»»

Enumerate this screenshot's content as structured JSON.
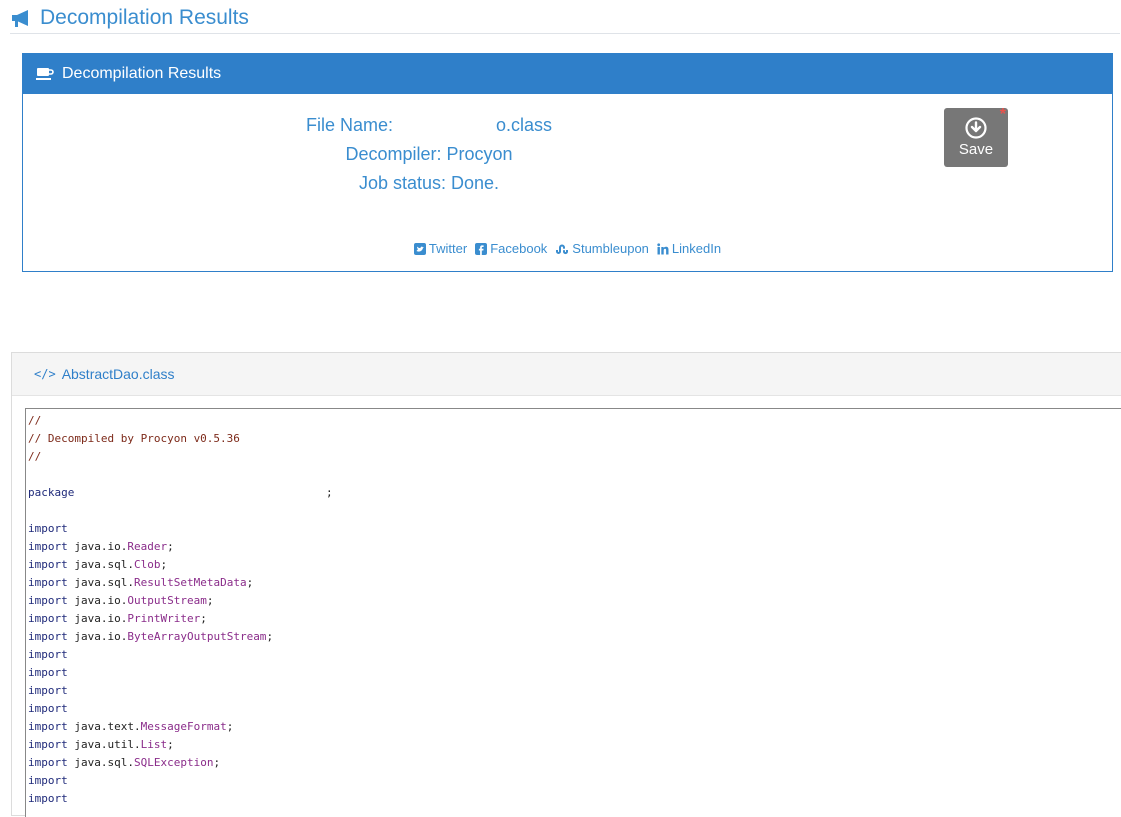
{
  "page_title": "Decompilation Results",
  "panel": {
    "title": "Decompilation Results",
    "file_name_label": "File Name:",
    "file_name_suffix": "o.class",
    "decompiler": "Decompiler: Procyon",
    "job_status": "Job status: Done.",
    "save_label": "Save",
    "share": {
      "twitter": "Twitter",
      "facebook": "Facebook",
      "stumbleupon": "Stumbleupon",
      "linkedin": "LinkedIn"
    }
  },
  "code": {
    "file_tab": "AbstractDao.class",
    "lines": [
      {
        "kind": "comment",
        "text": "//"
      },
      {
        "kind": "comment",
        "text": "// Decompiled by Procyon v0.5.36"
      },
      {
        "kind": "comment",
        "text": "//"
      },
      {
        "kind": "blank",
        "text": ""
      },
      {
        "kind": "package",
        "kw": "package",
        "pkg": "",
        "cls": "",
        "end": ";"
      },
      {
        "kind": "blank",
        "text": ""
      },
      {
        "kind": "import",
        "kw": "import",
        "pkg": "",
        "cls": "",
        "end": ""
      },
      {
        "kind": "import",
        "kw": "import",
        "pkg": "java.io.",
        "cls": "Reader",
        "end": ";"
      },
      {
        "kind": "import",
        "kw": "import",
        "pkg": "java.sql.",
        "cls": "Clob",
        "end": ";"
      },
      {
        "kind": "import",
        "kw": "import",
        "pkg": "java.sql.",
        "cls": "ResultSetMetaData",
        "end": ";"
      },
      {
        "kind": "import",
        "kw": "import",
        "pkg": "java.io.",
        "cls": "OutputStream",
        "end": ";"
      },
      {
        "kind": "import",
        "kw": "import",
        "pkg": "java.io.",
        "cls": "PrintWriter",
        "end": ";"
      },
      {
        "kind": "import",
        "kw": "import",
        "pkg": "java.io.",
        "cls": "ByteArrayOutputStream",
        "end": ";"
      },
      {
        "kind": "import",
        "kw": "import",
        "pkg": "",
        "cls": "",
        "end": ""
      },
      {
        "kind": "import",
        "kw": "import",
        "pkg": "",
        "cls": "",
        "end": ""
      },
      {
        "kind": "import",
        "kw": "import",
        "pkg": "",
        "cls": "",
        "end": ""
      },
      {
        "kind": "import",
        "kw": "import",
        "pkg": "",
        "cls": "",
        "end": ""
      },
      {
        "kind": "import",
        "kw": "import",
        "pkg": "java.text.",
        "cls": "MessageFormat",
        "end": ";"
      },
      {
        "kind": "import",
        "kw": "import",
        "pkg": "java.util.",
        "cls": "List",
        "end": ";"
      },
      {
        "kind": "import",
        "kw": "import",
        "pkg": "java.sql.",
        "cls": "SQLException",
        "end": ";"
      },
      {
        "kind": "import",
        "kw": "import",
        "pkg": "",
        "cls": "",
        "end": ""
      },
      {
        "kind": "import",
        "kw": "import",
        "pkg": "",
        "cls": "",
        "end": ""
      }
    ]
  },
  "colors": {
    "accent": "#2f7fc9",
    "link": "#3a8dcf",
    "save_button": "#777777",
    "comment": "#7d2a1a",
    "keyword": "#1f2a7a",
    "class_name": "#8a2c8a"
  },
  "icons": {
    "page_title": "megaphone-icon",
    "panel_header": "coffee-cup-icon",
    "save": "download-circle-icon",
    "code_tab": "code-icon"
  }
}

««

> [Written task]
Gather from the records above every line containing the string "Procyon".

> [Correct output]
    "decompiler": "Decompiler: Procyon",
        "text": "// Decompiled by Procyon v0.5.36"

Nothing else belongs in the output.